▶ WRITTEN TASK: Extract all records. Keep each one exact.

Stored dataset items:

****************

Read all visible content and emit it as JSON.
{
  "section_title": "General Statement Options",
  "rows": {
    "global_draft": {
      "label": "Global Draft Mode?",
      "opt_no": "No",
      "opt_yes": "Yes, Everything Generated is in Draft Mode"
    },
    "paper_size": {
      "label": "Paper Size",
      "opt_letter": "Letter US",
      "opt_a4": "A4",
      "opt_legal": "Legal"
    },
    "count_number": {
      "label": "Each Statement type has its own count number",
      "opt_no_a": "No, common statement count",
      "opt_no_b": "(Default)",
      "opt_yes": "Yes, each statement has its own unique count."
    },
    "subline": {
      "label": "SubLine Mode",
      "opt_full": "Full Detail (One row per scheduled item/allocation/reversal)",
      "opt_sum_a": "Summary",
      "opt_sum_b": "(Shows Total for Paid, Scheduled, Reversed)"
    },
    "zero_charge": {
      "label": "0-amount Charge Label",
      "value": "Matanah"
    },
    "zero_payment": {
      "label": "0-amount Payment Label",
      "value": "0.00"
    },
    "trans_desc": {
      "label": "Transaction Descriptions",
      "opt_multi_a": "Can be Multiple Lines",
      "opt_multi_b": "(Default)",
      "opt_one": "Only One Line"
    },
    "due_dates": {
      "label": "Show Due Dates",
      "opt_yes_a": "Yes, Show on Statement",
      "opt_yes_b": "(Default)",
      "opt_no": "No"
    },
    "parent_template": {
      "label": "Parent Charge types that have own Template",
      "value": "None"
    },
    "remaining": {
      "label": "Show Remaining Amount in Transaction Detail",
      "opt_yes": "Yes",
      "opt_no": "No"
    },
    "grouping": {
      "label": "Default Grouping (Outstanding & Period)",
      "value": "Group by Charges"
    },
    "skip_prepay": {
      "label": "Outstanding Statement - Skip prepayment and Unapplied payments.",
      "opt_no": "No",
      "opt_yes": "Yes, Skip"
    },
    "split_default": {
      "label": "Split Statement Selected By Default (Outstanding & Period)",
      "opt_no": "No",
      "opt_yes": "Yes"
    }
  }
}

****************

▶ EXERCISE SOLUTION:
Read all visible content and emit it as JSON.
{
  "section_title": "General Statement Options",
  "rows": {
    "global_draft": {
      "label": "Global Draft Mode?",
      "opt_no": "No",
      "opt_yes": "Yes, Everything Generated is in Draft Mode"
    },
    "paper_size": {
      "label": "Paper Size",
      "opt_letter": "Letter US",
      "opt_a4": "A4",
      "opt_legal": "Legal"
    },
    "count_number": {
      "label": "Each Statement type has its own count number",
      "opt_no_a": "No, common statement count",
      "opt_no_b": "(Default)",
      "opt_yes": "Yes, each statement has its own unique count."
    },
    "subline": {
      "label": "SubLine Mode",
      "opt_full": "Full Detail (One row per scheduled item/allocation/reversal)",
      "opt_sum_a": "Summary",
      "opt_sum_b": "(Shows Total for Paid, Scheduled, Reversed)"
    },
    "zero_charge": {
      "label": "0-amount Charge Label",
      "value": "Matanah"
    },
    "zero_payment": {
      "label": "0-amount Payment Label",
      "value": "0.00"
    },
    "trans_desc": {
      "label": "Transaction Descriptions",
      "opt_multi_a": "Can be Multiple Lines",
      "opt_multi_b": "(Default)",
      "opt_one": "Only One Line"
    },
    "due_dates": {
      "label": "Show Due Dates",
      "opt_yes_a": "Yes, Show on Statement",
      "opt_yes_b": "(Default)",
      "opt_no": "No"
    },
    "parent_template": {
      "label": "Parent Charge types that have own Template",
      "value": "None"
    },
    "remaining": {
      "label": "Show Remaining Amount in Transaction Detail",
      "opt_yes": "Yes",
      "opt_no": "No"
    },
    "grouping": {
      "label": "Default Grouping (Outstanding & Period)",
      "value": "Group by Charges"
    },
    "skip_prepay": {
      "label": "Outstanding Statement - Skip prepayment and Unapplied payments.",
      "opt_no": "No",
      "opt_yes": "Yes, Skip"
    },
    "split_default": {
      "label": "Split Statement Selected By Default (Outstanding & Period)",
      "opt_no": "No",
      "opt_yes": "Yes"
    }
  }
}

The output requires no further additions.